== REQUIRED TASK ==
Go through the entries below and copy each line containing the word "document".

== PROVIDED RECORDS ==

## START

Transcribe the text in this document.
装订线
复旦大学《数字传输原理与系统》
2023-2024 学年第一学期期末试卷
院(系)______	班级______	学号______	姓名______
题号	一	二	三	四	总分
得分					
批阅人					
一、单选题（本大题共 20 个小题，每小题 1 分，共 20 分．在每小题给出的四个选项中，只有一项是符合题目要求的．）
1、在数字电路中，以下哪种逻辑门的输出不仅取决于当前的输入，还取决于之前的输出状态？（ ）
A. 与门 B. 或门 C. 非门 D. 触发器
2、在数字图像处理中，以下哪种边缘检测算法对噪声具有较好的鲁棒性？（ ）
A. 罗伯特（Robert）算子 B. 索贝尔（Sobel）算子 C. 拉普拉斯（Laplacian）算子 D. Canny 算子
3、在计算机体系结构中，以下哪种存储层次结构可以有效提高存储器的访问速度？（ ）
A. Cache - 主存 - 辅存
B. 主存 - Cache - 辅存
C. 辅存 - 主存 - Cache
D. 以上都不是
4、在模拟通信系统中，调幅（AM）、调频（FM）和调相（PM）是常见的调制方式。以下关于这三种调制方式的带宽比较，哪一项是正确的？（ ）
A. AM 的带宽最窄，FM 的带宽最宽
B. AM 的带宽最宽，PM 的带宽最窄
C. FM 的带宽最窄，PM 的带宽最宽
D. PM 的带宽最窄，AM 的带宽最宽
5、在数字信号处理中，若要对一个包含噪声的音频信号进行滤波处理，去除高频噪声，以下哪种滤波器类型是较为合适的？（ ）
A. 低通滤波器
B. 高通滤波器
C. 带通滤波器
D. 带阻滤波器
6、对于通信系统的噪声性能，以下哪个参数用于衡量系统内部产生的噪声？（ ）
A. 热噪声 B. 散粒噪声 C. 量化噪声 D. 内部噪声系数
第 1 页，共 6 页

## END
## START

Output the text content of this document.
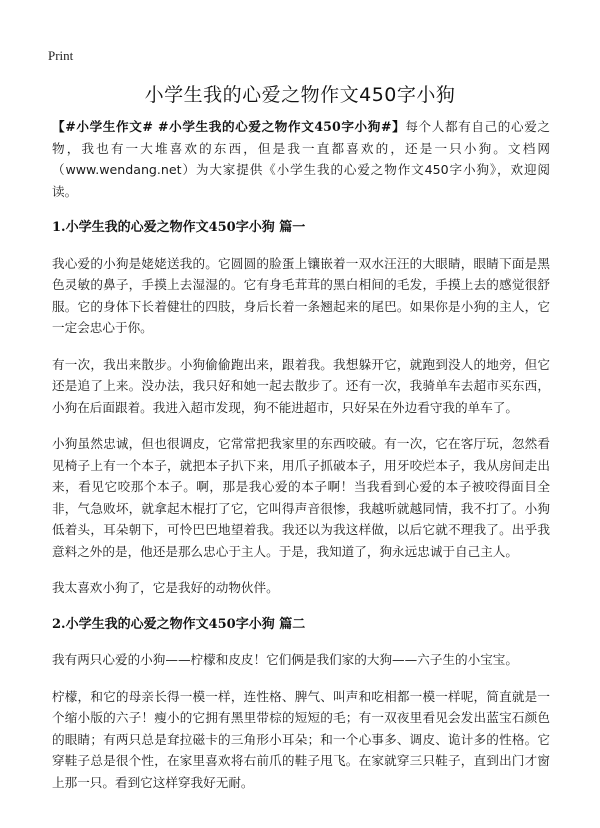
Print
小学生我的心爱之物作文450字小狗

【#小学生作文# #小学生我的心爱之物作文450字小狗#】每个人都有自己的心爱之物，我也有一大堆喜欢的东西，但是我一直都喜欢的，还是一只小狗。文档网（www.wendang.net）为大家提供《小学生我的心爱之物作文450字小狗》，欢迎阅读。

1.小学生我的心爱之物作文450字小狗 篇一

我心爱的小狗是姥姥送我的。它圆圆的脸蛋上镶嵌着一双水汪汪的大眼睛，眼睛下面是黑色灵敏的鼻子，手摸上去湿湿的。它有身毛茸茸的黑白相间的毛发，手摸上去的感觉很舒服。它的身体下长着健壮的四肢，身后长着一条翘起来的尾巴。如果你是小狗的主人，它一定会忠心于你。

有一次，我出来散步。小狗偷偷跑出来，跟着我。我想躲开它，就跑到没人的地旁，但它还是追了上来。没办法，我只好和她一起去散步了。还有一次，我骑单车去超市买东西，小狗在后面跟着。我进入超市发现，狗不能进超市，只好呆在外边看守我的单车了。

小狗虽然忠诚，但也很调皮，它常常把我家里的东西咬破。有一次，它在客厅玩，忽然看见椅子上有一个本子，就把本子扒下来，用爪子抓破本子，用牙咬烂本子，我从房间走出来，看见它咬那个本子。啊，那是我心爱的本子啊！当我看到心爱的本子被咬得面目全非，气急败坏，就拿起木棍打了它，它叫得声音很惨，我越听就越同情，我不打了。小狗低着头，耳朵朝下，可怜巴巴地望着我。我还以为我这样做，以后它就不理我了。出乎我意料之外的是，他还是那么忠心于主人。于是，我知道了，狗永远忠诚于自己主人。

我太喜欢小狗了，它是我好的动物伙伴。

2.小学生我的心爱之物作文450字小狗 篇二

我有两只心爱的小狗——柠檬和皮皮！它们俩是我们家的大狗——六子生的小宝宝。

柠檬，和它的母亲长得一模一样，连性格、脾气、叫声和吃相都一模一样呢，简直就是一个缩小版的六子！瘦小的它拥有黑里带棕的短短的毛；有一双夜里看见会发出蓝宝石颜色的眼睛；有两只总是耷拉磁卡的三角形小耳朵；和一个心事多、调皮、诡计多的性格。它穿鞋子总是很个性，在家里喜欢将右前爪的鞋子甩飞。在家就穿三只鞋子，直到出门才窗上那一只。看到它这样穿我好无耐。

## END

== EXERCISE OUTPUT ==
Transcribe the text in this document.
Output the text content of this document.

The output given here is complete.